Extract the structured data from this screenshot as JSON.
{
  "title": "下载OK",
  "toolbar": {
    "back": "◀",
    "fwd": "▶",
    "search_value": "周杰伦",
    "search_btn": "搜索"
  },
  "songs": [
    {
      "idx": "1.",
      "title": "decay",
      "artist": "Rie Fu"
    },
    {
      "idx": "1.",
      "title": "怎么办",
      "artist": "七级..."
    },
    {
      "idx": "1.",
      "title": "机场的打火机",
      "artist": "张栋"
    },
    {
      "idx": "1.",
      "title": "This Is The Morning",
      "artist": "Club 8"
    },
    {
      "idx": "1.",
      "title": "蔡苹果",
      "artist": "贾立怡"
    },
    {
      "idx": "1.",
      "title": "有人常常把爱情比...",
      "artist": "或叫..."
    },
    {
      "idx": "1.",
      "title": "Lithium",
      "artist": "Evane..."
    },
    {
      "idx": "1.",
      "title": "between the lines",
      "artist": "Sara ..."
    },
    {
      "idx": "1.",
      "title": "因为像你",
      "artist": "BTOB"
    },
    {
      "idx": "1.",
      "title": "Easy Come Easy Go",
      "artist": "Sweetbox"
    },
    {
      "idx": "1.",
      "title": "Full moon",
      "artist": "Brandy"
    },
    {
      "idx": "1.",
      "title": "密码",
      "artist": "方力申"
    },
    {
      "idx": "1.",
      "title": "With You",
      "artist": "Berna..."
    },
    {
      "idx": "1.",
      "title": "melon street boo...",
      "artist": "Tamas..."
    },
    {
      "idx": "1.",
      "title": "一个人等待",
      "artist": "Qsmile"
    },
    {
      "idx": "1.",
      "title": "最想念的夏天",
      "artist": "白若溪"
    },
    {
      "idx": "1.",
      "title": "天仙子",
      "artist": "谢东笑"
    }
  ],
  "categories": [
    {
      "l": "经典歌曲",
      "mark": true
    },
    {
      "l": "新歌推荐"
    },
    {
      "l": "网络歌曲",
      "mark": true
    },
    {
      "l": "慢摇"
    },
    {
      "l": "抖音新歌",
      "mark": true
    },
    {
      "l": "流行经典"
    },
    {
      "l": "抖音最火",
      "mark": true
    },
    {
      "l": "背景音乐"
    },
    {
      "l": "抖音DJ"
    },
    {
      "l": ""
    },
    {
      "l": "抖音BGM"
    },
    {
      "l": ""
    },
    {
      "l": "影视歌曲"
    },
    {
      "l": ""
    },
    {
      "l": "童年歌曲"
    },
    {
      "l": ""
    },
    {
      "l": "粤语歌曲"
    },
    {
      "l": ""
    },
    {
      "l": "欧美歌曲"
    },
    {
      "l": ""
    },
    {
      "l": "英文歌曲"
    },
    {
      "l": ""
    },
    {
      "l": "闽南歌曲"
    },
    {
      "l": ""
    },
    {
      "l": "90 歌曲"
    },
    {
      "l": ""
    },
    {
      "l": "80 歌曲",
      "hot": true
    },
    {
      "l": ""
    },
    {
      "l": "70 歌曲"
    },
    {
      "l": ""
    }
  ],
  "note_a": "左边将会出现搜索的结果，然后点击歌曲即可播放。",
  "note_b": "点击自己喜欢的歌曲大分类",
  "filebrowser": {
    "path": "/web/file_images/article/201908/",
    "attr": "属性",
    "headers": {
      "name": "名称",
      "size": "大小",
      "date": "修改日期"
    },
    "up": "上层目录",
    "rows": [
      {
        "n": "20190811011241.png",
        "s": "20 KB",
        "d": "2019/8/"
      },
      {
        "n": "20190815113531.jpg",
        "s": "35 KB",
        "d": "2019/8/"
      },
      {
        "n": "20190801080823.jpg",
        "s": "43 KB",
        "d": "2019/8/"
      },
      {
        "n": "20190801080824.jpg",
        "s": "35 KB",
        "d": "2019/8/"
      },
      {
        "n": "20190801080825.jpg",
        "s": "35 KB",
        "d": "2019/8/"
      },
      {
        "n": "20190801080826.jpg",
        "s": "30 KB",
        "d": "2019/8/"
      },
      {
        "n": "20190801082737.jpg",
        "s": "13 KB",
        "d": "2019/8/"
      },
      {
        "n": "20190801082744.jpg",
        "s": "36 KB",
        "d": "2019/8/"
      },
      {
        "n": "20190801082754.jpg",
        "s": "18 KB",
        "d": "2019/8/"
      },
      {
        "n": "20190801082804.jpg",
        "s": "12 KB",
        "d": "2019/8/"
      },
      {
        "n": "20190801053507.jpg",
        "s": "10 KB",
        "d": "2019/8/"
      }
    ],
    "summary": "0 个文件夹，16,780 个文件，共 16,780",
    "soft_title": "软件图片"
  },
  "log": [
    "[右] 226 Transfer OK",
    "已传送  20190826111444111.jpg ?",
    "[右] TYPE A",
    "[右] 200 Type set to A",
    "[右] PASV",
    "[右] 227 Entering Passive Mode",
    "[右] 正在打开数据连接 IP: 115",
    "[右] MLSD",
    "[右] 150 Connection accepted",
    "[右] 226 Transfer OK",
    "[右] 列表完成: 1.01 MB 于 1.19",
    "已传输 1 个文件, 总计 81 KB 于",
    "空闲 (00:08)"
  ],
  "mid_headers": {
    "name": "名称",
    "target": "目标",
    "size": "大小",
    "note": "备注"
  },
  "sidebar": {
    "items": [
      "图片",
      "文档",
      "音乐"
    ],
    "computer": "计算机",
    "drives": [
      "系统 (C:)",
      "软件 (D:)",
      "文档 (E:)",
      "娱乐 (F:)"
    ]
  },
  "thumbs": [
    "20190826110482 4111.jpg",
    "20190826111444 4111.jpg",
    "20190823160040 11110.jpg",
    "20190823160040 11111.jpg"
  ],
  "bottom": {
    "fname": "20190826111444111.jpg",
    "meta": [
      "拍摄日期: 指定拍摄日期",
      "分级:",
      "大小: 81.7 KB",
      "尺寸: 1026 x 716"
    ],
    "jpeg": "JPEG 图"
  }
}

--

Quote every record above exactly.

Extract the structured data from this screenshot as JSON.
{
  "title": "下载OK",
  "toolbar": {
    "back": "◀",
    "fwd": "▶",
    "search_value": "周杰伦",
    "search_btn": "搜索"
  },
  "songs": [
    {
      "idx": "1.",
      "title": "decay",
      "artist": "Rie Fu"
    },
    {
      "idx": "1.",
      "title": "怎么办",
      "artist": "七级..."
    },
    {
      "idx": "1.",
      "title": "机场的打火机",
      "artist": "张栋"
    },
    {
      "idx": "1.",
      "title": "This Is The Morning",
      "artist": "Club 8"
    },
    {
      "idx": "1.",
      "title": "蔡苹果",
      "artist": "贾立怡"
    },
    {
      "idx": "1.",
      "title": "有人常常把爱情比...",
      "artist": "或叫..."
    },
    {
      "idx": "1.",
      "title": "Lithium",
      "artist": "Evane..."
    },
    {
      "idx": "1.",
      "title": "between the lines",
      "artist": "Sara ..."
    },
    {
      "idx": "1.",
      "title": "因为像你",
      "artist": "BTOB"
    },
    {
      "idx": "1.",
      "title": "Easy Come Easy Go",
      "artist": "Sweetbox"
    },
    {
      "idx": "1.",
      "title": "Full moon",
      "artist": "Brandy"
    },
    {
      "idx": "1.",
      "title": "密码",
      "artist": "方力申"
    },
    {
      "idx": "1.",
      "title": "With You",
      "artist": "Berna..."
    },
    {
      "idx": "1.",
      "title": "melon street boo...",
      "artist": "Tamas..."
    },
    {
      "idx": "1.",
      "title": "一个人等待",
      "artist": "Qsmile"
    },
    {
      "idx": "1.",
      "title": "最想念的夏天",
      "artist": "白若溪"
    },
    {
      "idx": "1.",
      "title": "天仙子",
      "artist": "谢东笑"
    }
  ],
  "categories": [
    {
      "l": "经典歌曲",
      "mark": true
    },
    {
      "l": "新歌推荐"
    },
    {
      "l": "网络歌曲",
      "mark": true
    },
    {
      "l": "慢摇"
    },
    {
      "l": "抖音新歌",
      "mark": true
    },
    {
      "l": "流行经典"
    },
    {
      "l": "抖音最火",
      "mark": true
    },
    {
      "l": "背景音乐"
    },
    {
      "l": "抖音DJ"
    },
    {
      "l": ""
    },
    {
      "l": "抖音BGM"
    },
    {
      "l": ""
    },
    {
      "l": "影视歌曲"
    },
    {
      "l": ""
    },
    {
      "l": "童年歌曲"
    },
    {
      "l": ""
    },
    {
      "l": "粤语歌曲"
    },
    {
      "l": ""
    },
    {
      "l": "欧美歌曲"
    },
    {
      "l": ""
    },
    {
      "l": "英文歌曲"
    },
    {
      "l": ""
    },
    {
      "l": "闽南歌曲"
    },
    {
      "l": ""
    },
    {
      "l": "90 歌曲"
    },
    {
      "l": ""
    },
    {
      "l": "80 歌曲",
      "hot": true
    },
    {
      "l": ""
    },
    {
      "l": "70 歌曲"
    },
    {
      "l": ""
    }
  ],
  "note_a": "左边将会出现搜索的结果，然后点击歌曲即可播放。",
  "note_b": "点击自己喜欢的歌曲大分类",
  "filebrowser": {
    "path": "/web/file_images/article/201908/",
    "attr": "属性",
    "headers": {
      "name": "名称",
      "size": "大小",
      "date": "修改日期"
    },
    "up": "上层目录",
    "rows": [
      {
        "n": "20190811011241.png",
        "s": "20 KB",
        "d": "2019/8/"
      },
      {
        "n": "20190815113531.jpg",
        "s": "35 KB",
        "d": "2019/8/"
      },
      {
        "n": "20190801080823.jpg",
        "s": "43 KB",
        "d": "2019/8/"
      },
      {
        "n": "20190801080824.jpg",
        "s": "35 KB",
        "d": "2019/8/"
      },
      {
        "n": "20190801080825.jpg",
        "s": "35 KB",
        "d": "2019/8/"
      },
      {
        "n": "20190801080826.jpg",
        "s": "30 KB",
        "d": "2019/8/"
      },
      {
        "n": "20190801082737.jpg",
        "s": "13 KB",
        "d": "2019/8/"
      },
      {
        "n": "20190801082744.jpg",
        "s": "36 KB",
        "d": "2019/8/"
      },
      {
        "n": "20190801082754.jpg",
        "s": "18 KB",
        "d": "2019/8/"
      },
      {
        "n": "20190801082804.jpg",
        "s": "12 KB",
        "d": "2019/8/"
      },
      {
        "n": "20190801053507.jpg",
        "s": "10 KB",
        "d": "2019/8/"
      }
    ],
    "summary": "0 个文件夹，16,780 个文件，共 16,780",
    "soft_title": "软件图片"
  },
  "log": [
    "[右] 226 Transfer OK",
    "已传送  20190826111444111.jpg ?",
    "[右] TYPE A",
    "[右] 200 Type set to A",
    "[右] PASV",
    "[右] 227 Entering Passive Mode",
    "[右] 正在打开数据连接 IP: 115",
    "[右] MLSD",
    "[右] 150 Connection accepted",
    "[右] 226 Transfer OK",
    "[右] 列表完成: 1.01 MB 于 1.19",
    "已传输 1 个文件, 总计 81 KB 于",
    "空闲 (00:08)"
  ],
  "mid_headers": {
    "name": "名称",
    "target": "目标",
    "size": "大小",
    "note": "备注"
  },
  "sidebar": {
    "items": [
      "图片",
      "文档",
      "音乐"
    ],
    "computer": "计算机",
    "drives": [
      "系统 (C:)",
      "软件 (D:)",
      "文档 (E:)",
      "娱乐 (F:)"
    ]
  },
  "thumbs": [
    "20190826110482 4111.jpg",
    "20190826111444 4111.jpg",
    "20190823160040 11110.jpg",
    "20190823160040 11111.jpg"
  ],
  "bottom": {
    "fname": "20190826111444111.jpg",
    "meta": [
      "拍摄日期: 指定拍摄日期",
      "分级:",
      "大小: 81.7 KB",
      "尺寸: 1026 x 716"
    ],
    "jpeg": "JPEG 图"
  }
}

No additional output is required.